● **Stated problem**: The records are to be restated in their entirety, word for word.

● **Data supplied**:
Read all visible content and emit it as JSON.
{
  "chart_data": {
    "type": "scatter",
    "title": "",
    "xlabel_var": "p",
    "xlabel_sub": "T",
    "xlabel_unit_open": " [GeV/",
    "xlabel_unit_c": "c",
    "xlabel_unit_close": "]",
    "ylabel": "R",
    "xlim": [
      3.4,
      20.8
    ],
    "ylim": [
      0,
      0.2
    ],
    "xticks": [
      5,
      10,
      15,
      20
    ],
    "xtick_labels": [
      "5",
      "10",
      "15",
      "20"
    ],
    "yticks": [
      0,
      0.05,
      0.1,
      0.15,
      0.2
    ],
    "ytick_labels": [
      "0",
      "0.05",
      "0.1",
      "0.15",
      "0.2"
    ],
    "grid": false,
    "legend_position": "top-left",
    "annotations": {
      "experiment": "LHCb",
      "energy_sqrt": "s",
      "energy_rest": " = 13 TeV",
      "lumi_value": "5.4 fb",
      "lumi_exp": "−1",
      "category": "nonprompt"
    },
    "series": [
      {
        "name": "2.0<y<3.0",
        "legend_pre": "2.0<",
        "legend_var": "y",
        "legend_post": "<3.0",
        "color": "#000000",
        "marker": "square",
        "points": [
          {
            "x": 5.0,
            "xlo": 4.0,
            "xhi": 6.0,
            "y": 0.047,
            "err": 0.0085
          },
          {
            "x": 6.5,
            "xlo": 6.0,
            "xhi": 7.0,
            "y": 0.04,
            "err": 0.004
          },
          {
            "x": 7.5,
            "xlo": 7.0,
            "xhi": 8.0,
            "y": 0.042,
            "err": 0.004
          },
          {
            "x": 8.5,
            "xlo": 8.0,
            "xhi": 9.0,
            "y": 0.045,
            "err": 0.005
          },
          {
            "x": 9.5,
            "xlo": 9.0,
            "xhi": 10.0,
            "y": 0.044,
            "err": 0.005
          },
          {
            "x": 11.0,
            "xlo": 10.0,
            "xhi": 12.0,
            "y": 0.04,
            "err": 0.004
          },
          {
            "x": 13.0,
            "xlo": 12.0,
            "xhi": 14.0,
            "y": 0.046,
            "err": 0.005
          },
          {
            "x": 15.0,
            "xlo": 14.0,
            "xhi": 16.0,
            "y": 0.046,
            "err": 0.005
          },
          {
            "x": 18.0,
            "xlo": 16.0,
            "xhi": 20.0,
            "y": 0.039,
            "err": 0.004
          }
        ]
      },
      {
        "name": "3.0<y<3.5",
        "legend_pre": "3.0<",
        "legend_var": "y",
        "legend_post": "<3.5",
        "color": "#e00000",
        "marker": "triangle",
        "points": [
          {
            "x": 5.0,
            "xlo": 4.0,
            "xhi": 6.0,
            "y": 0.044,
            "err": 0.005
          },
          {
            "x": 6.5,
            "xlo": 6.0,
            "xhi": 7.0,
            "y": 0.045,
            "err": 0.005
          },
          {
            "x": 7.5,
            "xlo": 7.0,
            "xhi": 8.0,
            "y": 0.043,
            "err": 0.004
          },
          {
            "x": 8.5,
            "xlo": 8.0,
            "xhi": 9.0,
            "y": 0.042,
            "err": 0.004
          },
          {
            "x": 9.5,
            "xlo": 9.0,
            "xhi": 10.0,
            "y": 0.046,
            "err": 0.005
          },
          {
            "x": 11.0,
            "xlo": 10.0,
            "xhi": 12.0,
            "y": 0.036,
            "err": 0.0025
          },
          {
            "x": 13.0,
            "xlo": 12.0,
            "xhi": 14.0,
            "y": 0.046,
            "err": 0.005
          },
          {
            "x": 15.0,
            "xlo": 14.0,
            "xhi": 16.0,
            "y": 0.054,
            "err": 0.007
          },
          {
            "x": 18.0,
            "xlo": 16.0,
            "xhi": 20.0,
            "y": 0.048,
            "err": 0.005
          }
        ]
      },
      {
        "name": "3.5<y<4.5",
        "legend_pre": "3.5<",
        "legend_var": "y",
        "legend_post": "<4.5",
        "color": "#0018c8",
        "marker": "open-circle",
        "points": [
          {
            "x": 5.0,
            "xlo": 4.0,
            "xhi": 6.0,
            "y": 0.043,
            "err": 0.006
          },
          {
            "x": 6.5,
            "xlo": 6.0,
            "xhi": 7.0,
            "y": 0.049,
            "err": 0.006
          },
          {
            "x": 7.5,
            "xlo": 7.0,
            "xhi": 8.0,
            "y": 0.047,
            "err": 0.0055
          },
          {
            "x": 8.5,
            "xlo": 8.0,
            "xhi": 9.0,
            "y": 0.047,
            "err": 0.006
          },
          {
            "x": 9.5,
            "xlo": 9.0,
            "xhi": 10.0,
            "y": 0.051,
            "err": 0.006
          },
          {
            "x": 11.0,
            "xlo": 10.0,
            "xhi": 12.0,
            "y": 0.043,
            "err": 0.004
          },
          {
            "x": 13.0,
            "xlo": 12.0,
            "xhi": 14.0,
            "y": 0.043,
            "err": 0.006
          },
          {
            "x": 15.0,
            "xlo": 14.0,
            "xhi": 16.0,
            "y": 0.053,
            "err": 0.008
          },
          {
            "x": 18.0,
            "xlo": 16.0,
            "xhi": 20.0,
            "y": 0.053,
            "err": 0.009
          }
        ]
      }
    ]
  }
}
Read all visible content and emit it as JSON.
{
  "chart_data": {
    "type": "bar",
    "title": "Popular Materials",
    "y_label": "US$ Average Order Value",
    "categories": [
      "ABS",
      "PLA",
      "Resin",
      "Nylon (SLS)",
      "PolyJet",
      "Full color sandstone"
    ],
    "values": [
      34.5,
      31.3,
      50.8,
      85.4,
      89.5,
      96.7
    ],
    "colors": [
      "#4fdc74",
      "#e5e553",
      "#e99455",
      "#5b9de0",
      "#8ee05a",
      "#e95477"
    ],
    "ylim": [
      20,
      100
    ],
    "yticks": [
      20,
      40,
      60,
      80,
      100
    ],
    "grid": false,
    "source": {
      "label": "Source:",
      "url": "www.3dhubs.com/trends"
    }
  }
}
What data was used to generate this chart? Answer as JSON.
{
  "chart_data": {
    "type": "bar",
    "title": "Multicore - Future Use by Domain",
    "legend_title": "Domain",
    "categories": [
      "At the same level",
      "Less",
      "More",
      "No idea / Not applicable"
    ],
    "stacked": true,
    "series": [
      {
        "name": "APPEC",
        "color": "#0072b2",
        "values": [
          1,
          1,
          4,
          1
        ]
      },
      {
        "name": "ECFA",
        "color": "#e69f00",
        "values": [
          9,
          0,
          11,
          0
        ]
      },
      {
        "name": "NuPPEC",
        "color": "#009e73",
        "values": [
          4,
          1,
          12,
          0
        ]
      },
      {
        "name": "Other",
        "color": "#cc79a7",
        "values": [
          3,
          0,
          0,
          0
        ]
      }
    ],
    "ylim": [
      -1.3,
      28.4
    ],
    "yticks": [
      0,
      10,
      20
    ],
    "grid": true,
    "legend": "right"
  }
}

● **Task output**:
Read all visible content and emit it as JSON.
{
  "chart_data": {
    "type": "scatter",
    "title": "",
    "xlabel_var": "p",
    "xlabel_sub": "T",
    "xlabel_unit_open": " [GeV/",
    "xlabel_unit_c": "c",
    "xlabel_unit_close": "]",
    "ylabel": "R",
    "xlim": [
      3.4,
      20.8
    ],
    "ylim": [
      0,
      0.2
    ],
    "xticks": [
      5,
      10,
      15,
      20
    ],
    "xtick_labels": [
      "5",
      "10",
      "15",
      "20"
    ],
    "yticks": [
      0,
      0.05,
      0.1,
      0.15,
      0.2
    ],
    "ytick_labels": [
      "0",
      "0.05",
      "0.1",
      "0.15",
      "0.2"
    ],
    "grid": false,
    "legend_position": "top-left",
    "annotations": {
      "experiment": "LHCb",
      "energy_sqrt": "s",
      "energy_rest": " = 13 TeV",
      "lumi_value": "5.4 fb",
      "lumi_exp": "−1",
      "category": "nonprompt"
    },
    "series": [
      {
        "name": "2.0<y<3.0",
        "legend_pre": "2.0<",
        "legend_var": "y",
        "legend_post": "<3.0",
        "color": "#000000",
        "marker": "square",
        "points": [
          {
            "x": 5.0,
            "xlo": 4.0,
            "xhi": 6.0,
            "y": 0.047,
            "err": 0.0085
          },
          {
            "x": 6.5,
            "xlo": 6.0,
            "xhi": 7.0,
            "y": 0.04,
            "err": 0.004
          },
          {
            "x": 7.5,
            "xlo": 7.0,
            "xhi": 8.0,
            "y": 0.042,
            "err": 0.004
          },
          {
            "x": 8.5,
            "xlo": 8.0,
            "xhi": 9.0,
            "y": 0.045,
            "err": 0.005
          },
          {
            "x": 9.5,
            "xlo": 9.0,
            "xhi": 10.0,
            "y": 0.044,
            "err": 0.005
          },
          {
            "x": 11.0,
            "xlo": 10.0,
            "xhi": 12.0,
            "y": 0.04,
            "err": 0.004
          },
          {
            "x": 13.0,
            "xlo": 12.0,
            "xhi": 14.0,
            "y": 0.046,
            "err": 0.005
          },
          {
            "x": 15.0,
            "xlo": 14.0,
            "xhi": 16.0,
            "y": 0.046,
            "err": 0.005
          },
          {
            "x": 18.0,
            "xlo": 16.0,
            "xhi": 20.0,
            "y": 0.039,
            "err": 0.004
          }
        ]
      },
      {
        "name": "3.0<y<3.5",
        "legend_pre": "3.0<",
        "legend_var": "y",
        "legend_post": "<3.5",
        "color": "#e00000",
        "marker": "triangle",
        "points": [
          {
            "x": 5.0,
            "xlo": 4.0,
            "xhi": 6.0,
            "y": 0.044,
            "err": 0.005
          },
          {
            "x": 6.5,
            "xlo": 6.0,
            "xhi": 7.0,
            "y": 0.045,
            "err": 0.005
          },
          {
            "x": 7.5,
            "xlo": 7.0,
            "xhi": 8.0,
            "y": 0.043,
            "err": 0.004
          },
          {
            "x": 8.5,
            "xlo": 8.0,
            "xhi": 9.0,
            "y": 0.042,
            "err": 0.004
          },
          {
            "x": 9.5,
            "xlo": 9.0,
            "xhi": 10.0,
            "y": 0.046,
            "err": 0.005
          },
          {
            "x": 11.0,
            "xlo": 10.0,
            "xhi": 12.0,
            "y": 0.036,
            "err": 0.0025
          },
          {
            "x": 13.0,
            "xlo": 12.0,
            "xhi": 14.0,
            "y": 0.046,
            "err": 0.005
          },
          {
            "x": 15.0,
            "xlo": 14.0,
            "xhi": 16.0,
            "y": 0.054,
            "err": 0.007
          },
          {
            "x": 18.0,
            "xlo": 16.0,
            "xhi": 20.0,
            "y": 0.048,
            "err": 0.005
          }
        ]
      },
      {
        "name": "3.5<y<4.5",
        "legend_pre": "3.5<",
        "legend_var": "y",
        "legend_post": "<4.5",
        "color": "#0018c8",
        "marker": "open-circle",
        "points": [
          {
            "x": 5.0,
            "xlo": 4.0,
            "xhi": 6.0,
            "y": 0.043,
            "err": 0.006
          },
          {
            "x": 6.5,
            "xlo": 6.0,
            "xhi": 7.0,
            "y": 0.049,
            "err": 0.006
          },
          {
            "x": 7.5,
            "xlo": 7.0,
            "xhi": 8.0,
            "y": 0.047,
            "err": 0.0055
          },
          {
            "x": 8.5,
            "xlo": 8.0,
            "xhi": 9.0,
            "y": 0.047,
            "err": 0.006
          },
          {
            "x": 9.5,
            "xlo": 9.0,
            "xhi": 10.0,
            "y": 0.051,
            "err": 0.006
          },
          {
            "x": 11.0,
            "xlo": 10.0,
            "xhi": 12.0,
            "y": 0.043,
            "err": 0.004
          },
          {
            "x": 13.0,
            "xlo": 12.0,
            "xhi": 14.0,
            "y": 0.043,
            "err": 0.006
          },
          {
            "x": 15.0,
            "xlo": 14.0,
            "xhi": 16.0,
            "y": 0.053,
            "err": 0.008
          },
          {
            "x": 18.0,
            "xlo": 16.0,
            "xhi": 20.0,
            "y": 0.053,
            "err": 0.009
          }
        ]
      }
    ]
  }
}
Read all visible content and emit it as JSON.
{
  "chart_data": {
    "type": "bar",
    "title": "Popular Materials",
    "y_label": "US$ Average Order Value",
    "categories": [
      "ABS",
      "PLA",
      "Resin",
      "Nylon (SLS)",
      "PolyJet",
      "Full color sandstone"
    ],
    "values": [
      34.5,
      31.3,
      50.8,
      85.4,
      89.5,
      96.7
    ],
    "colors": [
      "#4fdc74",
      "#e5e553",
      "#e99455",
      "#5b9de0",
      "#8ee05a",
      "#e95477"
    ],
    "ylim": [
      20,
      100
    ],
    "yticks": [
      20,
      40,
      60,
      80,
      100
    ],
    "grid": false,
    "source": {
      "label": "Source:",
      "url": "www.3dhubs.com/trends"
    }
  }
}
What data was used to generate this chart? Answer as JSON.
{
  "chart_data": {
    "type": "bar",
    "title": "Multicore - Future Use by Domain",
    "legend_title": "Domain",
    "categories": [
      "At the same level",
      "Less",
      "More",
      "No idea / Not applicable"
    ],
    "stacked": true,
    "series": [
      {
        "name": "APPEC",
        "color": "#0072b2",
        "values": [
          1,
          1,
          4,
          1
        ]
      },
      {
        "name": "ECFA",
        "color": "#e69f00",
        "values": [
          9,
          0,
          11,
          0
        ]
      },
      {
        "name": "NuPPEC",
        "color": "#009e73",
        "values": [
          4,
          1,
          12,
          0
        ]
      },
      {
        "name": "Other",
        "color": "#cc79a7",
        "values": [
          3,
          0,
          0,
          0
        ]
      }
    ],
    "ylim": [
      -1.3,
      28.4
    ],
    "yticks": [
      0,
      10,
      20
    ],
    "grid": true,
    "legend": "right"
  }
}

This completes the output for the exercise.